Repeat every record below exactly, omitting any pictures.

────

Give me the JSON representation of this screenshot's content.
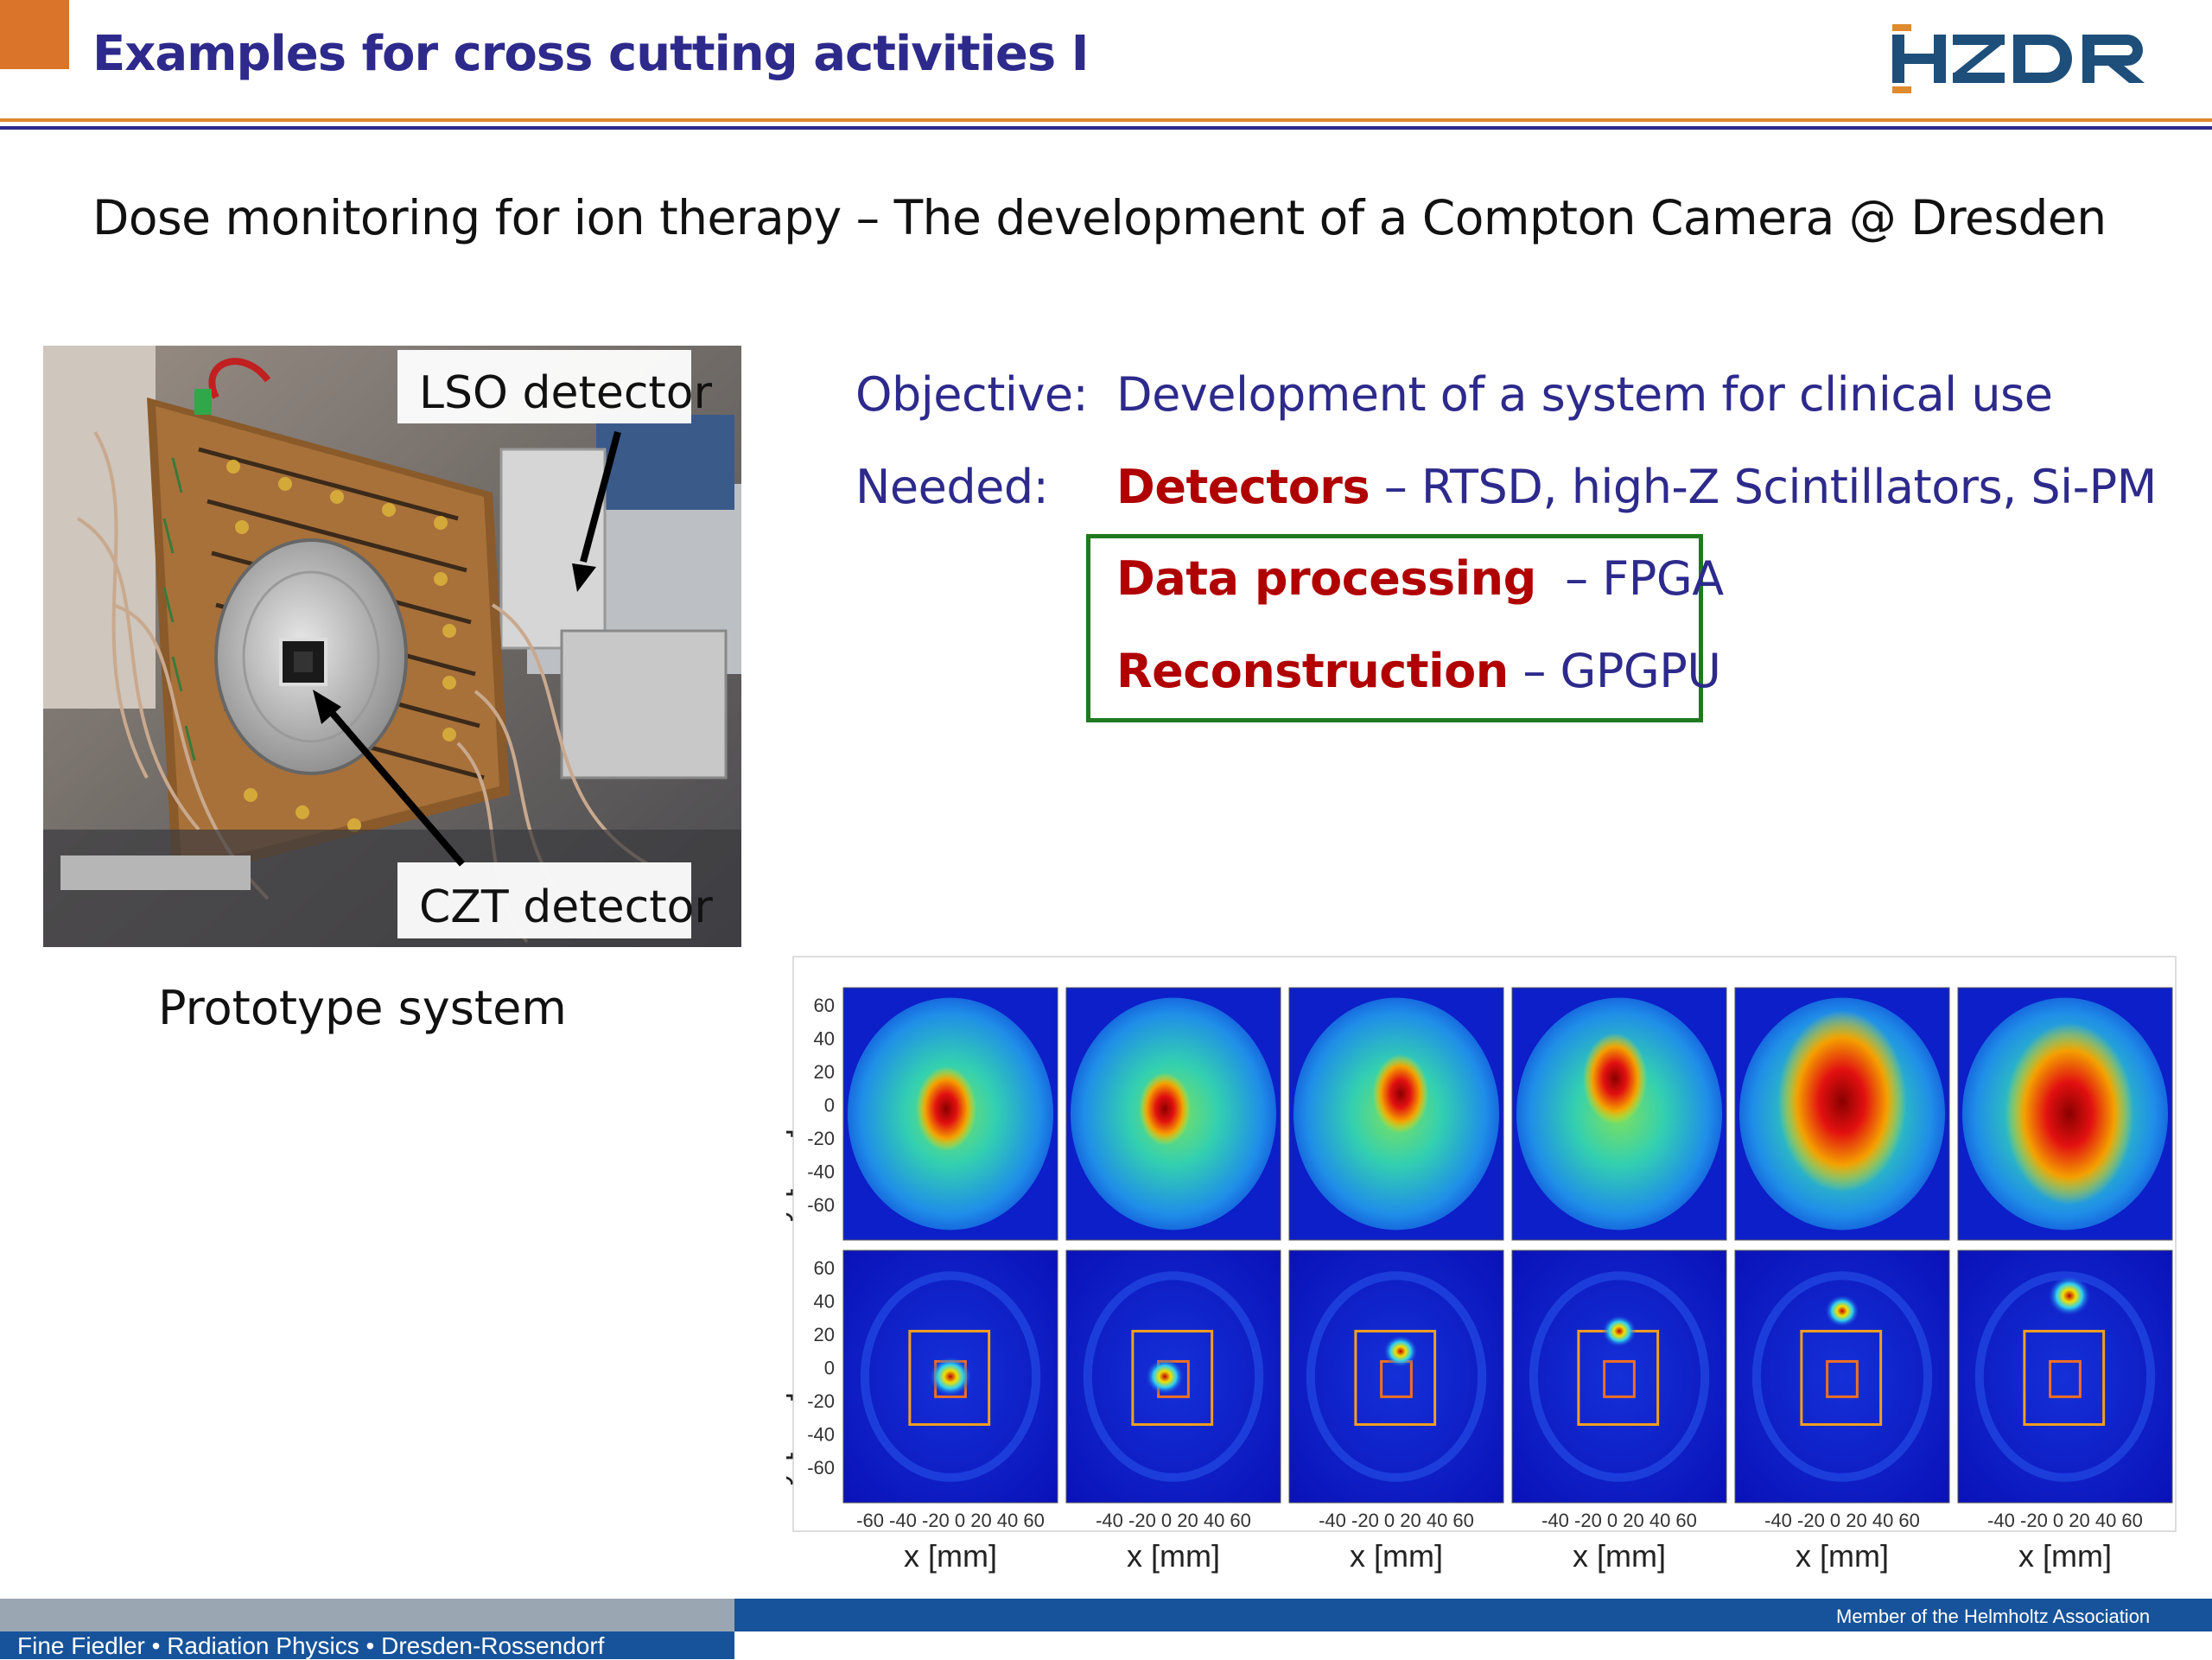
{
  "slide": {
    "title": "Examples for cross cutting activities I",
    "logo_text": "HZDR",
    "subtitle": "Dose monitoring for ion therapy – The development of a Compton Camera @ Dresden"
  },
  "photo": {
    "label_lso": "LSO detector",
    "label_czt": "CZT detector",
    "caption": "Prototype system"
  },
  "objective": {
    "label": "Objective:",
    "text": "Development of a system for clinical use"
  },
  "needed": {
    "label": "Needed:",
    "detectors_bold": "Detectors",
    "detectors_rest": " – RTSD, high-Z Scintillators, Si-PM",
    "data_bold": "Data processing",
    "data_rest": "  – FPGA",
    "recon_bold": "Reconstruction",
    "recon_rest": " – GPGPU"
  },
  "figure": {
    "y_label": "y [mm]",
    "x_label": "x [mm]",
    "y_ticks": [
      "60",
      "40",
      "20",
      "0",
      "-20",
      "-40",
      "-60"
    ],
    "x_ticks_first": "-60 -40 -20  0  20  40  60",
    "x_ticks_other": "-40 -20  0  20  40  60",
    "panels_per_row": 6,
    "rows": 2
  },
  "footer": {
    "left": "Fine Fiedler • Radiation Physics • Dresden-Rossendorf",
    "right": "Member of the Helmholtz Association"
  },
  "colors": {
    "title_blue": "#2d2a8c",
    "accent_orange": "#e0892d",
    "highlight_red": "#b00000",
    "box_green": "#1f7a1f",
    "footer_blue": "#17539a"
  }
}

────

### EXPECTED ANSWER
Give me the JSON representation of this screenshot's content.
{
  "slide": {
    "title": "Examples for cross cutting activities I",
    "logo_text": "HZDR",
    "subtitle": "Dose monitoring for ion therapy – The development of a Compton Camera @ Dresden"
  },
  "photo": {
    "label_lso": "LSO detector",
    "label_czt": "CZT detector",
    "caption": "Prototype system"
  },
  "objective": {
    "label": "Objective:",
    "text": "Development of a system for clinical use"
  },
  "needed": {
    "label": "Needed:",
    "detectors_bold": "Detectors",
    "detectors_rest": " – RTSD, high-Z Scintillators, Si-PM",
    "data_bold": "Data processing",
    "data_rest": "  – FPGA",
    "recon_bold": "Reconstruction",
    "recon_rest": " – GPGPU"
  },
  "figure": {
    "y_label": "y [mm]",
    "x_label": "x [mm]",
    "y_ticks": [
      "60",
      "40",
      "20",
      "0",
      "-20",
      "-40",
      "-60"
    ],
    "x_ticks_first": "-60 -40 -20  0  20  40  60",
    "x_ticks_other": "-40 -20  0  20  40  60",
    "panels_per_row": 6,
    "rows": 2
  },
  "footer": {
    "left": "Fine Fiedler • Radiation Physics • Dresden-Rossendorf",
    "right": "Member of the Helmholtz Association"
  },
  "colors": {
    "title_blue": "#2d2a8c",
    "accent_orange": "#e0892d",
    "highlight_red": "#b00000",
    "box_green": "#1f7a1f",
    "footer_blue": "#17539a"
  }
}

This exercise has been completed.